--- Records contained in a dataset ---
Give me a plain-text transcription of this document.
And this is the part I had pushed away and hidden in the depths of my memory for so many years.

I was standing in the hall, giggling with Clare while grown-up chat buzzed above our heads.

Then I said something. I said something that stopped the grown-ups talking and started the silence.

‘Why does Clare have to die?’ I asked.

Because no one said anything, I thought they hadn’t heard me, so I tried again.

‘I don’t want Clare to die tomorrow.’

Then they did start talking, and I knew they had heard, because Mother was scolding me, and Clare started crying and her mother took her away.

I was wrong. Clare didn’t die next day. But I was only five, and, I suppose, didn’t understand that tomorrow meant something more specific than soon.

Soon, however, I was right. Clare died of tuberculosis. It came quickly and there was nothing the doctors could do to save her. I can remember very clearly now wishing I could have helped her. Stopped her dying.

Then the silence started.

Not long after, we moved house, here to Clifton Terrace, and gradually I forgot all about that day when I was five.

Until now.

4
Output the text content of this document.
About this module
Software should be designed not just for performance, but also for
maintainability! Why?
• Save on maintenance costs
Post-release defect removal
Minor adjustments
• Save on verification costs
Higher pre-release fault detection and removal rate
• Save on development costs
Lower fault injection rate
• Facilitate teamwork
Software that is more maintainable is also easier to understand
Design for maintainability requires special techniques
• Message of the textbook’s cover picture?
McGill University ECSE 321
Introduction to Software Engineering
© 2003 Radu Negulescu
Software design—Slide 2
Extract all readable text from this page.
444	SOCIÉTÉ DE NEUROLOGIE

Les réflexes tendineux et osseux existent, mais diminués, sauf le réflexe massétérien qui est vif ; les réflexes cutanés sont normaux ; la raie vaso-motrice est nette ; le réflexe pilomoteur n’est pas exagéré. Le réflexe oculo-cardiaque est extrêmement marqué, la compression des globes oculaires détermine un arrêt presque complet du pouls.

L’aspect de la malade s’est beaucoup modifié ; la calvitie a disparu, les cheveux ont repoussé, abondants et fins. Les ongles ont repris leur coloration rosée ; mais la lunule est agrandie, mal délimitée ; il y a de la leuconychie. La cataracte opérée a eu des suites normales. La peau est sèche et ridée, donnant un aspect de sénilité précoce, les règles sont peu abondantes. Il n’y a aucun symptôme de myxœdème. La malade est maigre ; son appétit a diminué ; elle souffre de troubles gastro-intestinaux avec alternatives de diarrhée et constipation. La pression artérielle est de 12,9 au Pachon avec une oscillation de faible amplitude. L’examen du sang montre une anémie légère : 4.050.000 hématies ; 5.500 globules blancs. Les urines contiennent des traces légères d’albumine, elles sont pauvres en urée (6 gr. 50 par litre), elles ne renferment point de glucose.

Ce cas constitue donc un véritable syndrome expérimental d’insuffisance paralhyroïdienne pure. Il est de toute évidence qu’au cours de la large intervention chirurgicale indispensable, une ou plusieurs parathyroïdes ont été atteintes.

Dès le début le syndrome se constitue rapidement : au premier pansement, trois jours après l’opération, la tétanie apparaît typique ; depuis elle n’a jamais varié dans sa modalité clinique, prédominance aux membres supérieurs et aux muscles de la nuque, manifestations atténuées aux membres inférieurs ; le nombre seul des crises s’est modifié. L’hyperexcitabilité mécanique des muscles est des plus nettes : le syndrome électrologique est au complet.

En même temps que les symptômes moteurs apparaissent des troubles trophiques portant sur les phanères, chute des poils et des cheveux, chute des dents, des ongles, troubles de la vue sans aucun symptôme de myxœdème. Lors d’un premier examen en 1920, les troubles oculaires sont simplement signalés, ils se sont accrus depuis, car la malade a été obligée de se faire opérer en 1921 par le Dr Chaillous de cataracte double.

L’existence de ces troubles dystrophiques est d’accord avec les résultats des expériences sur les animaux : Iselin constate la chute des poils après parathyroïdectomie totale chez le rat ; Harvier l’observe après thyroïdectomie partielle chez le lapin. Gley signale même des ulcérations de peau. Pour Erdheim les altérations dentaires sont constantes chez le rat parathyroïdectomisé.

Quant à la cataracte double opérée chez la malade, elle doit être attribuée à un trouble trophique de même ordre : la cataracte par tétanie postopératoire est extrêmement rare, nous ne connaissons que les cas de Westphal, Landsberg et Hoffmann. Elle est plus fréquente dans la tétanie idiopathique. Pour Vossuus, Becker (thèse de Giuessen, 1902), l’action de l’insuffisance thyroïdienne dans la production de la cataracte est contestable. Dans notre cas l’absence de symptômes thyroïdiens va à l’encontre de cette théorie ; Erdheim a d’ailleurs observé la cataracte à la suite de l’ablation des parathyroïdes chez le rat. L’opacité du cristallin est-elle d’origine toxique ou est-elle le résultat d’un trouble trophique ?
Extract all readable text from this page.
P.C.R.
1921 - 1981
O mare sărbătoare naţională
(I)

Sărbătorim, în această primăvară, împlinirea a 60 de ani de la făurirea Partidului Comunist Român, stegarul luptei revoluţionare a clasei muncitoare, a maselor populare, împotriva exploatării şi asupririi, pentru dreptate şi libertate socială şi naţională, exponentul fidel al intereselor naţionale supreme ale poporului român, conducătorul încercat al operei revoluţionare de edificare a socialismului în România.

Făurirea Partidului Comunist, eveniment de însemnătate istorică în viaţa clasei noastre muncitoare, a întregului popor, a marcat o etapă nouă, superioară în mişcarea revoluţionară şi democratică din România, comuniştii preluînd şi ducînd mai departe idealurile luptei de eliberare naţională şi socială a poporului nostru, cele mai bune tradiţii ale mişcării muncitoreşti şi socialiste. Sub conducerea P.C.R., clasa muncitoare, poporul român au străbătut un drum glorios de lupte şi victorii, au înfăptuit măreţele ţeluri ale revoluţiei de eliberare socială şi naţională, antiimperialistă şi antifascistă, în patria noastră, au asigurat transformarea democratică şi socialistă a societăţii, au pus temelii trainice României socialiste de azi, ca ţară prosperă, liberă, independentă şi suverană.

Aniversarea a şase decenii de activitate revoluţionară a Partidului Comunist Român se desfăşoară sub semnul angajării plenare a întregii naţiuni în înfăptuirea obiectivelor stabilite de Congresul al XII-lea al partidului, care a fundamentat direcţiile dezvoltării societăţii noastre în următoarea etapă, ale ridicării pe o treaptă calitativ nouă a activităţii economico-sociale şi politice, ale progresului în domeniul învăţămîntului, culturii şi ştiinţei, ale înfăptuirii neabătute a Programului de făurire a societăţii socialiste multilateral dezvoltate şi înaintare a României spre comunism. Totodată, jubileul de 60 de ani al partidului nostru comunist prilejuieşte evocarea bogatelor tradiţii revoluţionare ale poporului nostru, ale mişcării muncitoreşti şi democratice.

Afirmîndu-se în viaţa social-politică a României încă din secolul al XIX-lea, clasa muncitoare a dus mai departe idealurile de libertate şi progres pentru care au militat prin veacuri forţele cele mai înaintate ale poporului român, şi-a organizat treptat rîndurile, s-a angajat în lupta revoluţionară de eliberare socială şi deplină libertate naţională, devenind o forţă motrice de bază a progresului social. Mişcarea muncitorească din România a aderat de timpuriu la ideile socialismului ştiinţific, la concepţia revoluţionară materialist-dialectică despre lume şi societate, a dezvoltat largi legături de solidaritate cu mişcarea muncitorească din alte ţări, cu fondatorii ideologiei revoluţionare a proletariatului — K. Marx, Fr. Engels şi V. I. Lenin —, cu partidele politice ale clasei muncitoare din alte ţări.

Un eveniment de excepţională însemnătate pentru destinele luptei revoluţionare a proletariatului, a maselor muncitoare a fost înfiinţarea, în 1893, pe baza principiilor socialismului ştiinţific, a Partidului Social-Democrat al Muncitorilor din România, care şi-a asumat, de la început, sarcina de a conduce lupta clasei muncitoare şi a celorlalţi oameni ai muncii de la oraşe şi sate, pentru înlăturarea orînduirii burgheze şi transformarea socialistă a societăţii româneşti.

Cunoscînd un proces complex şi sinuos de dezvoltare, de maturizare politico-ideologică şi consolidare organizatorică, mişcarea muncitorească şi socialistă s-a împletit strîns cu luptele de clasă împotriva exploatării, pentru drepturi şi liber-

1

--- GOAL OF THE EXERCISE ---
Find every line holding the word "lupta"; give their count and nothing else.

--- SOLUTION FOR THIS TASK ---
2